MATERIAL:
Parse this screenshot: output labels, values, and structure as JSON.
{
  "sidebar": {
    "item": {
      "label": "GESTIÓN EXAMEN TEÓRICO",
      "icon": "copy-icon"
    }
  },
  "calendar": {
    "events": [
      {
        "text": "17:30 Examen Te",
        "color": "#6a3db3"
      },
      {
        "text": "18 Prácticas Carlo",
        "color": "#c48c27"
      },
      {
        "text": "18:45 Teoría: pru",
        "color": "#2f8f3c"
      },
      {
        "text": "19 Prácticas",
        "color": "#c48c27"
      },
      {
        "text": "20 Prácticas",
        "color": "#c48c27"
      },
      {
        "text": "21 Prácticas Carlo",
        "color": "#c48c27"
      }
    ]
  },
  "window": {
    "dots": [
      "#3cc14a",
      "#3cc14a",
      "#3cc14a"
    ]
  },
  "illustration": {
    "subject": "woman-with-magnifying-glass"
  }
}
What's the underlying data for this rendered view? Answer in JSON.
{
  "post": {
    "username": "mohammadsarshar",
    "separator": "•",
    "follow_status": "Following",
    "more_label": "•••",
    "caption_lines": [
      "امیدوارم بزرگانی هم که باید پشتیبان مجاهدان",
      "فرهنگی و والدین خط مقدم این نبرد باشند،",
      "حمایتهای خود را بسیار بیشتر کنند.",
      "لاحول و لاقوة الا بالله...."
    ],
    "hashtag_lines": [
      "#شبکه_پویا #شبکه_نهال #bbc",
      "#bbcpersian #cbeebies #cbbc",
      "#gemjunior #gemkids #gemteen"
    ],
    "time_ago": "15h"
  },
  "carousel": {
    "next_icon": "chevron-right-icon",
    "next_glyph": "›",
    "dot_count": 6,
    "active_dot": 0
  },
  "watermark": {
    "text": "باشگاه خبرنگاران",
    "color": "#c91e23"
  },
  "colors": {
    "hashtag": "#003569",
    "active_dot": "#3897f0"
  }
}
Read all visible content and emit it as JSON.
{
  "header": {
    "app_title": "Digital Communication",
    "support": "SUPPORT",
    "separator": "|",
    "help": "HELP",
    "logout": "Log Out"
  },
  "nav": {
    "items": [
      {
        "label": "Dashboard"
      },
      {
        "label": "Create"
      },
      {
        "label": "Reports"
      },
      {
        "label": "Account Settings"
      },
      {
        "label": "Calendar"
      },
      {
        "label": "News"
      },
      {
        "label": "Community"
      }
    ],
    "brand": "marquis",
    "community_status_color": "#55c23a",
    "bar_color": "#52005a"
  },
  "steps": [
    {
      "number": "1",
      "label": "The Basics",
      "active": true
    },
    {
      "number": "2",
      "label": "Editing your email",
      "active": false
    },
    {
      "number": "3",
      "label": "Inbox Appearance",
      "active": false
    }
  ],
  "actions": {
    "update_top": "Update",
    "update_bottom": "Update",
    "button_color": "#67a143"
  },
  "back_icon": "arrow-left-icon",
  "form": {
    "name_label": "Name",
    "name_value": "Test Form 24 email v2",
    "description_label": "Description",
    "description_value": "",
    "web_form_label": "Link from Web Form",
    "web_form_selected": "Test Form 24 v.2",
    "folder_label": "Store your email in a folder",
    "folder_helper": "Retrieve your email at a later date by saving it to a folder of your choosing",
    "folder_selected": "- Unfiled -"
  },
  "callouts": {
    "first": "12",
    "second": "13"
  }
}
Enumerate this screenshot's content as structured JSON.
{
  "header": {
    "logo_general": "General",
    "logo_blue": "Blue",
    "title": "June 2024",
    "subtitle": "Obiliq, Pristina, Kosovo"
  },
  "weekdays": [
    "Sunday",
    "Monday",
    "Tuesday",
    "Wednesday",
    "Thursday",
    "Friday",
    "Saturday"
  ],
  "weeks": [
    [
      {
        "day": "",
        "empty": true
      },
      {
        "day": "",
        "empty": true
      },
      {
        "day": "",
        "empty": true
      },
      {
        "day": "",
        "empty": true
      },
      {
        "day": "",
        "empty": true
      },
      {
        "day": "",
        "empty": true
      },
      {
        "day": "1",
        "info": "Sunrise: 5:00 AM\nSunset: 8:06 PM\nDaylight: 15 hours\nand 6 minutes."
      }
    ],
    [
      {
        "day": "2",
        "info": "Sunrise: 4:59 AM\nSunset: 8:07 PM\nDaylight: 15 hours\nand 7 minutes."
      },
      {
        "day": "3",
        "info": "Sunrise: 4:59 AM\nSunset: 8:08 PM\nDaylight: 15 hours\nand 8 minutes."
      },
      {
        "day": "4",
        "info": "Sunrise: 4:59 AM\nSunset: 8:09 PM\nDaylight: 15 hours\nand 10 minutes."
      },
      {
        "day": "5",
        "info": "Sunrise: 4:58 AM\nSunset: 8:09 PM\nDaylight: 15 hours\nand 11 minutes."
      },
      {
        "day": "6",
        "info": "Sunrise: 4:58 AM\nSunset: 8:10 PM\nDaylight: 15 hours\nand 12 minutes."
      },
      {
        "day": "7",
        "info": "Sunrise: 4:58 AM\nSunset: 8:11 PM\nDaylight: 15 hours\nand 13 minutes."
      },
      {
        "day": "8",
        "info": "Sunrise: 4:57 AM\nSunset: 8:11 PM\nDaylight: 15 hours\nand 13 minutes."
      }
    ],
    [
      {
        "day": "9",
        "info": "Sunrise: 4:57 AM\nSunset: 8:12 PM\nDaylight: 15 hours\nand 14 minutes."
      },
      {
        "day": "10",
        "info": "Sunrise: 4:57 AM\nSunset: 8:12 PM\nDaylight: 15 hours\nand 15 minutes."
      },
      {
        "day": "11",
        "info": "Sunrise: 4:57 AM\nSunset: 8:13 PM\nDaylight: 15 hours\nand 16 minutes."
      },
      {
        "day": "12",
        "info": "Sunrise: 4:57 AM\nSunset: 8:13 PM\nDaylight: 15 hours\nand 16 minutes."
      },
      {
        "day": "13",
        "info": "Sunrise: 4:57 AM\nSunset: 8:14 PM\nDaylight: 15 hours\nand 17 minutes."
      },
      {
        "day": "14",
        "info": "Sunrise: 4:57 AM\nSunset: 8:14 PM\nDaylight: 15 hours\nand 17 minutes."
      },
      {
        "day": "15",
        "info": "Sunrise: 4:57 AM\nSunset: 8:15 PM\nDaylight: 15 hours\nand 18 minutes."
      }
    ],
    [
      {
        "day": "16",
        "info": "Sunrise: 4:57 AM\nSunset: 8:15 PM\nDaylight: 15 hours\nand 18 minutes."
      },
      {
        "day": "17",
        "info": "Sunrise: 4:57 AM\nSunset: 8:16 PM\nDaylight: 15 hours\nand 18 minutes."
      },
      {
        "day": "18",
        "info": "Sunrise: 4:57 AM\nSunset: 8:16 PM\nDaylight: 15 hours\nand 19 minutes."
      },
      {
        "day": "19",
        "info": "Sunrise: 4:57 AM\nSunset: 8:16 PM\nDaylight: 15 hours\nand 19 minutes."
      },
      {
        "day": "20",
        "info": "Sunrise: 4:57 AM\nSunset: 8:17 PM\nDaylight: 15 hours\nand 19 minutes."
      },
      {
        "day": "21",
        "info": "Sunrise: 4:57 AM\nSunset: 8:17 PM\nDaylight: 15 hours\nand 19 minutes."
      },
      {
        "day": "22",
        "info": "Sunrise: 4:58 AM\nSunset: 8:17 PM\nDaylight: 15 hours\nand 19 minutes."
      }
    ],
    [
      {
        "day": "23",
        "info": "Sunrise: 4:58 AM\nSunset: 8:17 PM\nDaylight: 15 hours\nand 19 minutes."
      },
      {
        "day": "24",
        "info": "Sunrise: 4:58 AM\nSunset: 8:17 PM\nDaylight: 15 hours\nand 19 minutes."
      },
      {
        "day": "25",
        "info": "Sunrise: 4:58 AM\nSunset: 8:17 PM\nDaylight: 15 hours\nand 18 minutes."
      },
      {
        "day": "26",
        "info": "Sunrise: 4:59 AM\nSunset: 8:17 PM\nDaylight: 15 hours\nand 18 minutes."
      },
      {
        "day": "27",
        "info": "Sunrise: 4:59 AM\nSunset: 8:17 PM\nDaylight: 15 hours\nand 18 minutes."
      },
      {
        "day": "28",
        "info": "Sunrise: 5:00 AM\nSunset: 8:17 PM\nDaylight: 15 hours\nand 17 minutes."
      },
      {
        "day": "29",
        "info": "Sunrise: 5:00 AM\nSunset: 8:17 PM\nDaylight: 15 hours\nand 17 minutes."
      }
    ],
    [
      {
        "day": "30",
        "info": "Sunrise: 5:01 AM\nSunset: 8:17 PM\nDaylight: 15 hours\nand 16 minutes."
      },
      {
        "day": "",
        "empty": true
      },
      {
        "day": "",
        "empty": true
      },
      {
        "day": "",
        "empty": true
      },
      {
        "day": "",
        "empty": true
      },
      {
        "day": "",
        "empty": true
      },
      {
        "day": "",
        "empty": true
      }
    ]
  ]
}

TO BE DONE:
Check each line of the material above for "text" and say how many lines contain it, giving the number alone.

RESULT BELOW:
7